Pictures are not part of the copy; repeat everything else in the records exactly.

------ Record set ------

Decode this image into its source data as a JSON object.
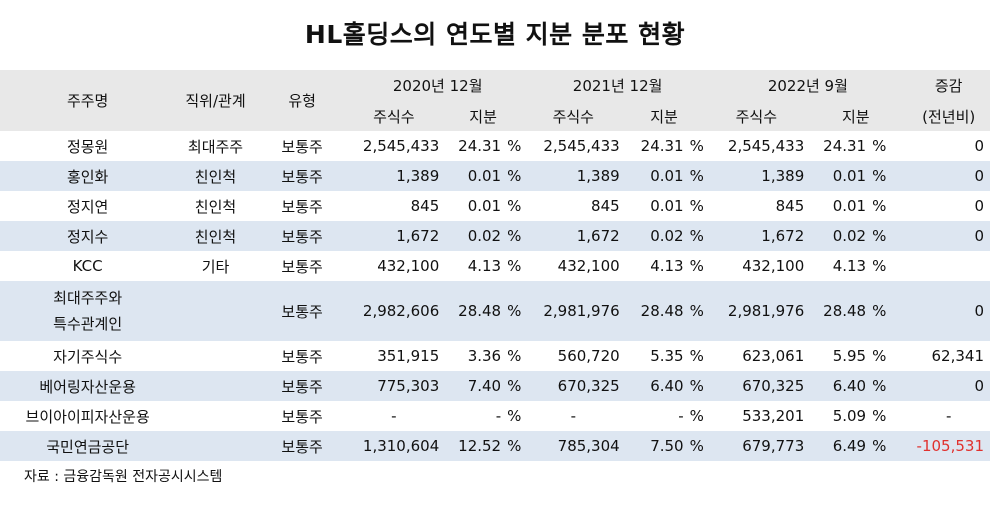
{
  "title": "HL홀딩스의 연도별 지분 분포 현황",
  "header": {
    "holder": "주주명",
    "relation": "직위/관계",
    "type": "유형",
    "period1": "2020년 12월",
    "period2": "2021년 12월",
    "period3": "2022년 9월",
    "change_line1": "증감",
    "change_line2": "(전년비)",
    "shares": "주식수",
    "stake": "지분"
  },
  "rows": [
    {
      "name": "정몽원",
      "relation": "최대주주",
      "type": "보통주",
      "s1": "2,545,433",
      "p1": "24.31",
      "u1": "%",
      "s2": "2,545,433",
      "p2": "24.31",
      "u2": "%",
      "s3": "2,545,433",
      "p3": "24.31",
      "u3": "%",
      "change": "0"
    },
    {
      "name": "홍인화",
      "relation": "친인척",
      "type": "보통주",
      "s1": "1,389",
      "p1": "0.01",
      "u1": "%",
      "s2": "1,389",
      "p2": "0.01",
      "u2": "%",
      "s3": "1,389",
      "p3": "0.01",
      "u3": "%",
      "change": "0"
    },
    {
      "name": "정지연",
      "relation": "친인척",
      "type": "보통주",
      "s1": "845",
      "p1": "0.01",
      "u1": "%",
      "s2": "845",
      "p2": "0.01",
      "u2": "%",
      "s3": "845",
      "p3": "0.01",
      "u3": "%",
      "change": "0"
    },
    {
      "name": "정지수",
      "relation": "친인척",
      "type": "보통주",
      "s1": "1,672",
      "p1": "0.02",
      "u1": "%",
      "s2": "1,672",
      "p2": "0.02",
      "u2": "%",
      "s3": "1,672",
      "p3": "0.02",
      "u3": "%",
      "change": "0"
    },
    {
      "name": "KCC",
      "relation": "기타",
      "type": "보통주",
      "s1": "432,100",
      "p1": "4.13",
      "u1": "%",
      "s2": "432,100",
      "p2": "4.13",
      "u2": "%",
      "s3": "432,100",
      "p3": "4.13",
      "u3": "%",
      "change": ""
    },
    {
      "name_line1": "최대주주와",
      "name_line2": "특수관계인",
      "relation": "",
      "type": "보통주",
      "s1": "2,982,606",
      "p1": "28.48",
      "u1": "%",
      "s2": "2,981,976",
      "p2": "28.48",
      "u2": "%",
      "s3": "2,981,976",
      "p3": "28.48",
      "u3": "%",
      "change": "0"
    },
    {
      "name": "자기주식수",
      "relation": "",
      "type": "보통주",
      "s1": "351,915",
      "p1": "3.36",
      "u1": "%",
      "s2": "560,720",
      "p2": "5.35",
      "u2": "%",
      "s3": "623,061",
      "p3": "5.95",
      "u3": "%",
      "change": "62,341"
    },
    {
      "name": "베어링자산운용",
      "relation": "",
      "type": "보통주",
      "s1": "775,303",
      "p1": "7.40",
      "u1": "%",
      "s2": "670,325",
      "p2": "6.40",
      "u2": "%",
      "s3": "670,325",
      "p3": "6.40",
      "u3": "%",
      "change": "0"
    },
    {
      "name": "브이아이피자산운용",
      "relation": "",
      "type": "보통주",
      "s1": "-",
      "p1": "-",
      "u1": "%",
      "s2": "-",
      "p2": "-",
      "u2": "%",
      "s3": "533,201",
      "p3": "5.09",
      "u3": "%",
      "change": "-"
    },
    {
      "name": "국민연금공단",
      "relation": "",
      "type": "보통주",
      "s1": "1,310,604",
      "p1": "12.52",
      "u1": "%",
      "s2": "785,304",
      "p2": "7.50",
      "u2": "%",
      "s3": "679,773",
      "p3": "6.49",
      "u3": "%",
      "change": "-105,531"
    }
  ],
  "source": "자료 : 금융감독원 전자공시시스템",
  "colors": {
    "header_bg": "#e8e8e8",
    "alt_row_bg": "#dde6f1",
    "negative": "#e0312e"
  }
}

------

=== Output for this task ===
Decode this image into its source data as a JSON object.
{
  "title": "HL홀딩스의 연도별 지분 분포 현황",
  "header": {
    "holder": "주주명",
    "relation": "직위/관계",
    "type": "유형",
    "period1": "2020년 12월",
    "period2": "2021년 12월",
    "period3": "2022년 9월",
    "change_line1": "증감",
    "change_line2": "(전년비)",
    "shares": "주식수",
    "stake": "지분"
  },
  "rows": [
    {
      "name": "정몽원",
      "relation": "최대주주",
      "type": "보통주",
      "s1": "2,545,433",
      "p1": "24.31",
      "u1": "%",
      "s2": "2,545,433",
      "p2": "24.31",
      "u2": "%",
      "s3": "2,545,433",
      "p3": "24.31",
      "u3": "%",
      "change": "0"
    },
    {
      "name": "홍인화",
      "relation": "친인척",
      "type": "보통주",
      "s1": "1,389",
      "p1": "0.01",
      "u1": "%",
      "s2": "1,389",
      "p2": "0.01",
      "u2": "%",
      "s3": "1,389",
      "p3": "0.01",
      "u3": "%",
      "change": "0"
    },
    {
      "name": "정지연",
      "relation": "친인척",
      "type": "보통주",
      "s1": "845",
      "p1": "0.01",
      "u1": "%",
      "s2": "845",
      "p2": "0.01",
      "u2": "%",
      "s3": "845",
      "p3": "0.01",
      "u3": "%",
      "change": "0"
    },
    {
      "name": "정지수",
      "relation": "친인척",
      "type": "보통주",
      "s1": "1,672",
      "p1": "0.02",
      "u1": "%",
      "s2": "1,672",
      "p2": "0.02",
      "u2": "%",
      "s3": "1,672",
      "p3": "0.02",
      "u3": "%",
      "change": "0"
    },
    {
      "name": "KCC",
      "relation": "기타",
      "type": "보통주",
      "s1": "432,100",
      "p1": "4.13",
      "u1": "%",
      "s2": "432,100",
      "p2": "4.13",
      "u2": "%",
      "s3": "432,100",
      "p3": "4.13",
      "u3": "%",
      "change": ""
    },
    {
      "name_line1": "최대주주와",
      "name_line2": "특수관계인",
      "relation": "",
      "type": "보통주",
      "s1": "2,982,606",
      "p1": "28.48",
      "u1": "%",
      "s2": "2,981,976",
      "p2": "28.48",
      "u2": "%",
      "s3": "2,981,976",
      "p3": "28.48",
      "u3": "%",
      "change": "0"
    },
    {
      "name": "자기주식수",
      "relation": "",
      "type": "보통주",
      "s1": "351,915",
      "p1": "3.36",
      "u1": "%",
      "s2": "560,720",
      "p2": "5.35",
      "u2": "%",
      "s3": "623,061",
      "p3": "5.95",
      "u3": "%",
      "change": "62,341"
    },
    {
      "name": "베어링자산운용",
      "relation": "",
      "type": "보통주",
      "s1": "775,303",
      "p1": "7.40",
      "u1": "%",
      "s2": "670,325",
      "p2": "6.40",
      "u2": "%",
      "s3": "670,325",
      "p3": "6.40",
      "u3": "%",
      "change": "0"
    },
    {
      "name": "브이아이피자산운용",
      "relation": "",
      "type": "보통주",
      "s1": "-",
      "p1": "-",
      "u1": "%",
      "s2": "-",
      "p2": "-",
      "u2": "%",
      "s3": "533,201",
      "p3": "5.09",
      "u3": "%",
      "change": "-"
    },
    {
      "name": "국민연금공단",
      "relation": "",
      "type": "보통주",
      "s1": "1,310,604",
      "p1": "12.52",
      "u1": "%",
      "s2": "785,304",
      "p2": "7.50",
      "u2": "%",
      "s3": "679,773",
      "p3": "6.49",
      "u3": "%",
      "change": "-105,531"
    }
  ],
  "source": "자료 : 금융감독원 전자공시시스템",
  "colors": {
    "header_bg": "#e8e8e8",
    "alt_row_bg": "#dde6f1",
    "negative": "#e0312e"
  }
}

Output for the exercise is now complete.